TASK TO CARRY OUT:
Look through the lines of the material and count those containing "stroje". Give that count alone.

MATERIAL TO PROCESS:
((
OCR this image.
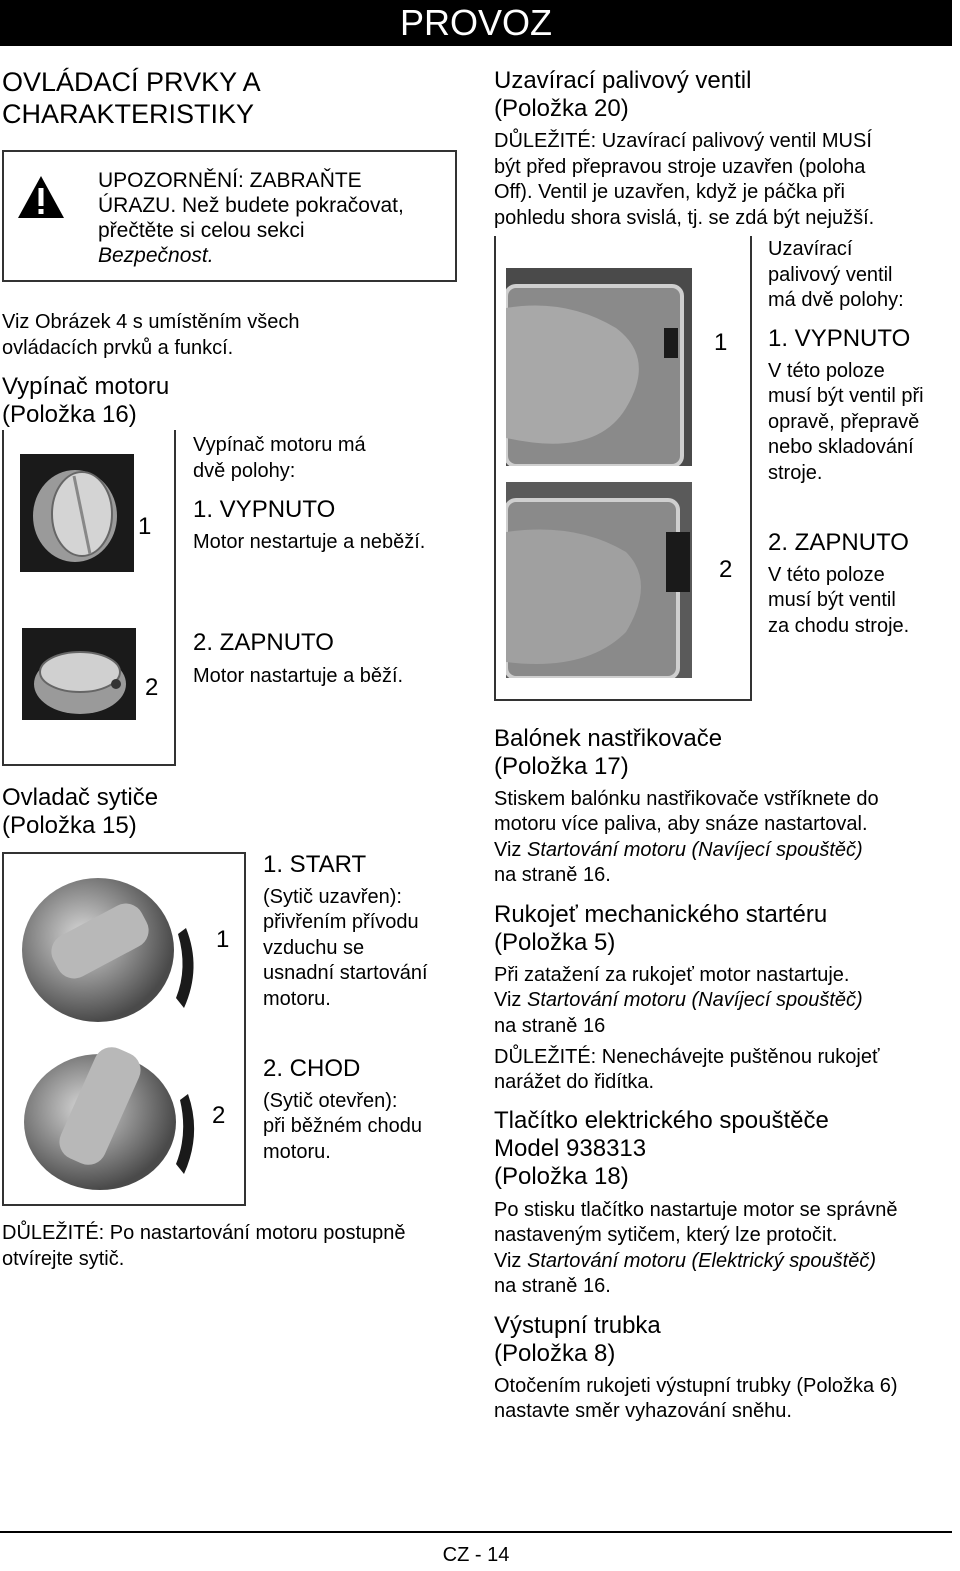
PROVOZ
OVLÁDACÍ PRVKY A
CHARAKTERISTIKY
UPOZORNĚNÍ: ZABRAŇTE
ÚRAZU. Než budete pokračovat,
přečtěte si celou sekci
Bezpečnost.
Viz Obrázek 4 s umístěním všech
ovládacích prvků a funkcí.
Vypínač motoru
(Položka 16)
1
2
Vypínač motoru má
dvě polohy:
1. VYPNUTO
Motor nestartuje a neběží.
2. ZAPNUTO
Motor nastartuje a běží.
Ovladač sytiče
(Položka 15)
1
2
1. START
(Sytič uzavřen):
přivřením přívodu
vzduchu se
usnadní startování
motoru.
2. CHOD
(Sytič otevřen):
při běžném chodu
motoru.
DŮLEŽITÉ: Po nastartování motoru postupně
otvírejte sytič.
Uzavírací palivový ventil
(Položka 20)
DŮLEŽITÉ: Uzavírací palivový ventil MUSÍ
být před přepravou stroje uzavřen (poloha
Off). Ventil je uzavřen, když je páčka při
pohledu shora svislá, tj. se zdá být nejužší.
1
2
Uzavírací
palivový ventil
má dvě polohy:
1. VYPNUTO
V této poloze
musí být ventil při
opravě, přepravě
nebo skladování
stroje.
2. ZAPNUTO
V této poloze
musí být ventil
za chodu stroje.
Balónek nastřikovače
(Položka 17)
Stiskem balónku nastřikovače vstříknete do
motoru více paliva, aby snáze nastartoval.
Viz Startování motoru (Navíjecí spouštěč)
na straně 16.
Rukojeť mechanického startéru
(Položka 5)
Při zatažení za rukojeť motor nastartuje.
Viz Startování motoru (Navíjecí spouštěč)
na straně 16
DŮLEŽITÉ: Nenechávejte puštěnou rukojeť
narážet do řidítka.
Tlačítko elektrického spouštěče
Model 938313
(Položka 18)
Po stisku tlačítko nastartuje motor se správně
nastaveným sytičem, který lze protočit.
Viz Startování motoru (Elektrický spouštěč)
na straně 16.
Výstupní trubka
(Položka 8)
Otočením rukojeti výstupní trubky (Položka 6)
nastavte směr vyhazování sněhu.
CZ - 14
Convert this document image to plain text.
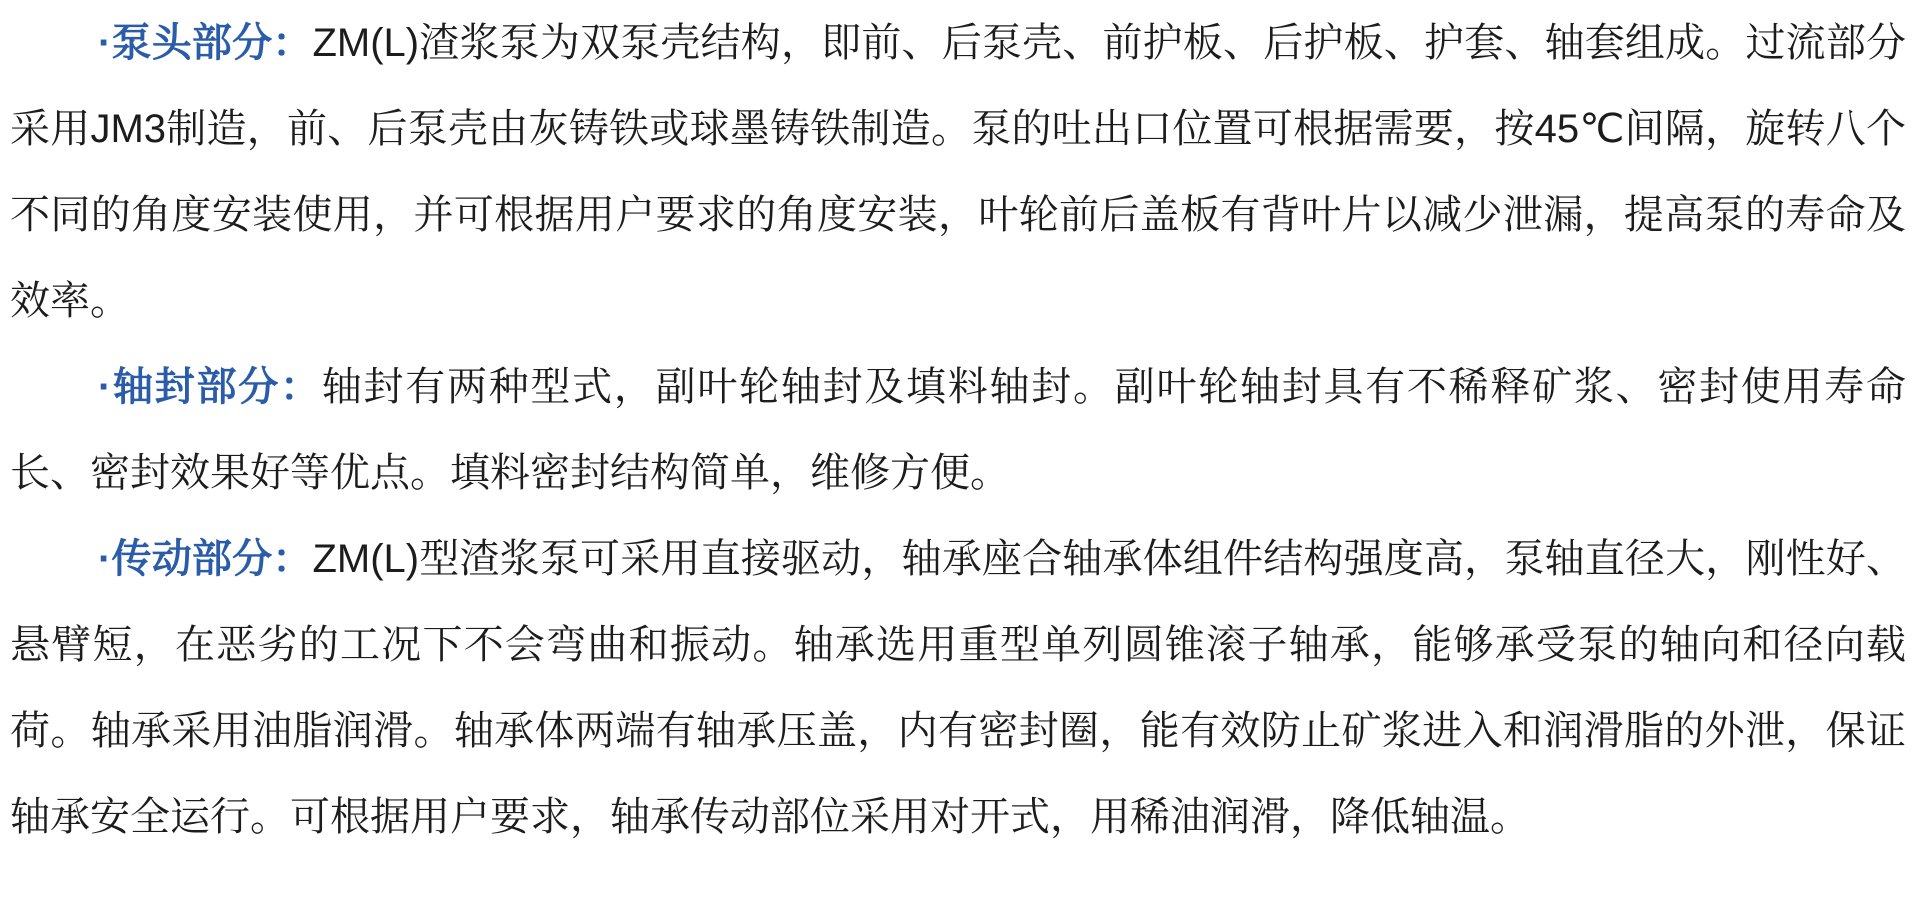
·泵头部分：ZM(L)渣浆泵为双泵壳结构，即前、后泵壳、前护板、后护板、护套、轴套组成。过流部分采用JM3制造，前、后泵壳由灰铸铁或球墨铸铁制造。泵的吐出口位置可根据需要，按45℃间隔，旋转八个不同的角度安装使用，并可根据用户要求的角度安装，叶轮前后盖板有背叶片以减少泄漏，提高泵的寿命及效率。

·轴封部分：轴封有两种型式，副叶轮轴封及填料轴封。副叶轮轴封具有不稀释矿浆、密封使用寿命长、密封效果好等优点。填料密封结构简单，维修方便。

·传动部分：ZM(L)型渣浆泵可采用直接驱动，轴承座合轴承体组件结构强度高，泵轴直径大，刚性好、悬臂短，在恶劣的工况下不会弯曲和振动。轴承选用重型单列圆锥滚子轴承，能够承受泵的轴向和径向载荷。轴承采用油脂润滑。轴承体两端有轴承压盖，内有密封圈，能有效防止矿浆进入和润滑脂的外泄，保证轴承安全运行。可根据用户要求，轴承传动部位采用对开式，用稀油润滑，降低轴温。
))
RESULT FOR THIS EXERCISE:
3